_REQUIREMENTS:_
From the listing below, copy every line with the word "Projects".

_SUPPLIED MATERIAL:_
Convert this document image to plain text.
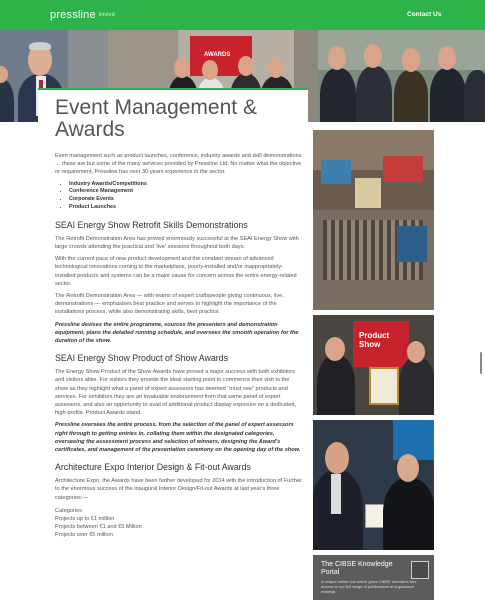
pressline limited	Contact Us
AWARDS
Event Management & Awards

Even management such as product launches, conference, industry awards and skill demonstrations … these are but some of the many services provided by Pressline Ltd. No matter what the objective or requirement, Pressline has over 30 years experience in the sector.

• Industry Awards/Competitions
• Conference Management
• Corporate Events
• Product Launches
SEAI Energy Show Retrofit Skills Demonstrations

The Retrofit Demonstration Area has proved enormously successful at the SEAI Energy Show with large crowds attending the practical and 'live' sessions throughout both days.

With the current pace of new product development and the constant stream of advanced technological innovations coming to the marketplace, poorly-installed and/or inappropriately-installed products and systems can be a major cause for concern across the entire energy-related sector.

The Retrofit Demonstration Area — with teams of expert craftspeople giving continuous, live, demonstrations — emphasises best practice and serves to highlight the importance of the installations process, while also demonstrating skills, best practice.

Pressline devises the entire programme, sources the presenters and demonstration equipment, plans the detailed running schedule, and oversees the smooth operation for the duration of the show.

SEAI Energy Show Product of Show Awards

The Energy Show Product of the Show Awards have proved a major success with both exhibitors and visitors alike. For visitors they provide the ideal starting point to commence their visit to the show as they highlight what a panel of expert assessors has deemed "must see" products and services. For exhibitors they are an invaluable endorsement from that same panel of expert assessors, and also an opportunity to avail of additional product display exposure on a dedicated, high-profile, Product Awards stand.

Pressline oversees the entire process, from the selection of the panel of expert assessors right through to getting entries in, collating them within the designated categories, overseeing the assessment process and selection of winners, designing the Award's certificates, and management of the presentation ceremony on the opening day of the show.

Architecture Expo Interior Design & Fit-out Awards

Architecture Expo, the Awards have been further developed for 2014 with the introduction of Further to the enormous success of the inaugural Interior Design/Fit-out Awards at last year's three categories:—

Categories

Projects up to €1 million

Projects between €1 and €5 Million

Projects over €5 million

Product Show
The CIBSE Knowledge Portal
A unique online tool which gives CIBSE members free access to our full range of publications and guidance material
--
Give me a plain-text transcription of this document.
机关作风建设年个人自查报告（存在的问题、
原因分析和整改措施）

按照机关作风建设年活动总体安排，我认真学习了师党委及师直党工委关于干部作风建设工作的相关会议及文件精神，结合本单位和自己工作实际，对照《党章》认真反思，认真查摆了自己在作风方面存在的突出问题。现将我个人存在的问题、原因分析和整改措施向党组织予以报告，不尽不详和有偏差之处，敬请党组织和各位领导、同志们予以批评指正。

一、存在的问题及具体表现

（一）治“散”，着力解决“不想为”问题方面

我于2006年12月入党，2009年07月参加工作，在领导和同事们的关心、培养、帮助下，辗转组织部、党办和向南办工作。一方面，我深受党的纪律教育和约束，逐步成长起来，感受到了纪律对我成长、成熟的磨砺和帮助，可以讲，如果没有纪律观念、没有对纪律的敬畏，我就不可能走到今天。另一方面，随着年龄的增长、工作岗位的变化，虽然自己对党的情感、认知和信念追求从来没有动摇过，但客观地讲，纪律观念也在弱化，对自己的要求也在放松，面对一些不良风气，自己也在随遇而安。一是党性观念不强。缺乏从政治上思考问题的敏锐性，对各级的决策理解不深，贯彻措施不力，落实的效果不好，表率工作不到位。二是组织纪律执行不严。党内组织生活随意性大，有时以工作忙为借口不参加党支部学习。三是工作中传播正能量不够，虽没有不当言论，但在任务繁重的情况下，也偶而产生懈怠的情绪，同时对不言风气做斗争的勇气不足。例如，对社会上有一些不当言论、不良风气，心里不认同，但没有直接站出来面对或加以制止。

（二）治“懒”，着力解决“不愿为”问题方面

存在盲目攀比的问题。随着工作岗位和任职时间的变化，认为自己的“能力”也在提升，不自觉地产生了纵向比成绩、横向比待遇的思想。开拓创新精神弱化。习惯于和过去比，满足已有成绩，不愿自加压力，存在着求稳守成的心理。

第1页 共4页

_REPLY TO THE EXERCISE:_
Projects up to €1 million
Projects between €1 and €5 Million
Projects over €5 million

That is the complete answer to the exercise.